Excerpt from a dataset
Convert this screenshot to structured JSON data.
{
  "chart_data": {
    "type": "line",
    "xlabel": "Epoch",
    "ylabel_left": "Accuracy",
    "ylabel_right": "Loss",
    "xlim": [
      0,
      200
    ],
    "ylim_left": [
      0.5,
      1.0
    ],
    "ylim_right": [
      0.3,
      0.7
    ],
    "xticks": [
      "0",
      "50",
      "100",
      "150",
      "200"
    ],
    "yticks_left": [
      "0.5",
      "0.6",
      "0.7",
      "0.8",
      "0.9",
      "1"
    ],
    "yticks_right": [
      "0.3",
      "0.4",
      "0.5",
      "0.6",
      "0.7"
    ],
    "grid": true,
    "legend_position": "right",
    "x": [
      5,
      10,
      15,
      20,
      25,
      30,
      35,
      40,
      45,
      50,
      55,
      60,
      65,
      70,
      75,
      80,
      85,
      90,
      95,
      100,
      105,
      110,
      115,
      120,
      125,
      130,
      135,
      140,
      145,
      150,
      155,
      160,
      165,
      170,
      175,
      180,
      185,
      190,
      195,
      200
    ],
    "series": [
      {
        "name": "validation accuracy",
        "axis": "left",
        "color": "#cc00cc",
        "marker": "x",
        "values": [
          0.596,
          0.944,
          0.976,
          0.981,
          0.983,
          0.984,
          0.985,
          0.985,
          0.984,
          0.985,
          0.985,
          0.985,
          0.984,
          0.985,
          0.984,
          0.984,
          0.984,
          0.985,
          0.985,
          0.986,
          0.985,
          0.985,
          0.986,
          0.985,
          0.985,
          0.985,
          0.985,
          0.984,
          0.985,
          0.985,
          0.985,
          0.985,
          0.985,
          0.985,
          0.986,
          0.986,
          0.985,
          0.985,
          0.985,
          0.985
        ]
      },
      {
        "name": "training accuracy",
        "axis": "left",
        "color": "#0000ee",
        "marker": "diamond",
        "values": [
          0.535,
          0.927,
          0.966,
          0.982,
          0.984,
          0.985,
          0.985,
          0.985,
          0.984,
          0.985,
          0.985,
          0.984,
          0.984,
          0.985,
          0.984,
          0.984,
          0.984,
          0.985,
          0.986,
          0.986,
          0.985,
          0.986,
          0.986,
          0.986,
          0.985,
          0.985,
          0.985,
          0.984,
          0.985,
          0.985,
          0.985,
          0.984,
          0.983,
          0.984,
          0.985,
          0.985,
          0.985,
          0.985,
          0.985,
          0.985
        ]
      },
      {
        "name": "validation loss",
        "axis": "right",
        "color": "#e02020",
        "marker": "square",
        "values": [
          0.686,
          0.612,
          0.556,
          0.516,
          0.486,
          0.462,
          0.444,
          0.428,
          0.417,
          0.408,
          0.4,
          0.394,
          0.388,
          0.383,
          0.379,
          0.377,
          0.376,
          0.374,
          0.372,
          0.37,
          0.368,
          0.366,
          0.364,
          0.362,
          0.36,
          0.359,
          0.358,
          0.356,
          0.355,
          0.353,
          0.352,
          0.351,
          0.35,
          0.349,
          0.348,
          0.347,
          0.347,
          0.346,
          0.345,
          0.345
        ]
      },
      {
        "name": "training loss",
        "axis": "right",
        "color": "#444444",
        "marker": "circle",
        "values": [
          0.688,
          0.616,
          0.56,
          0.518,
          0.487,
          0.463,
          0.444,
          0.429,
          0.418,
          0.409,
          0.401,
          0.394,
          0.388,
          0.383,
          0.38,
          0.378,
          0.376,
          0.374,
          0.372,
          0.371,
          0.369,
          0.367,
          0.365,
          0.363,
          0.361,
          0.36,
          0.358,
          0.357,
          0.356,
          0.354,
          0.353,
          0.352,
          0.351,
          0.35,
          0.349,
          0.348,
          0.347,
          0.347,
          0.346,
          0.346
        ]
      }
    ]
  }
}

* INSTRUCTION
Pick out the lines containing the string "name".

* EXERCISE SOLUTION
        "name": "validation accuracy",
        "name": "training accuracy",
        "name": "validation loss",
        "name": "training loss",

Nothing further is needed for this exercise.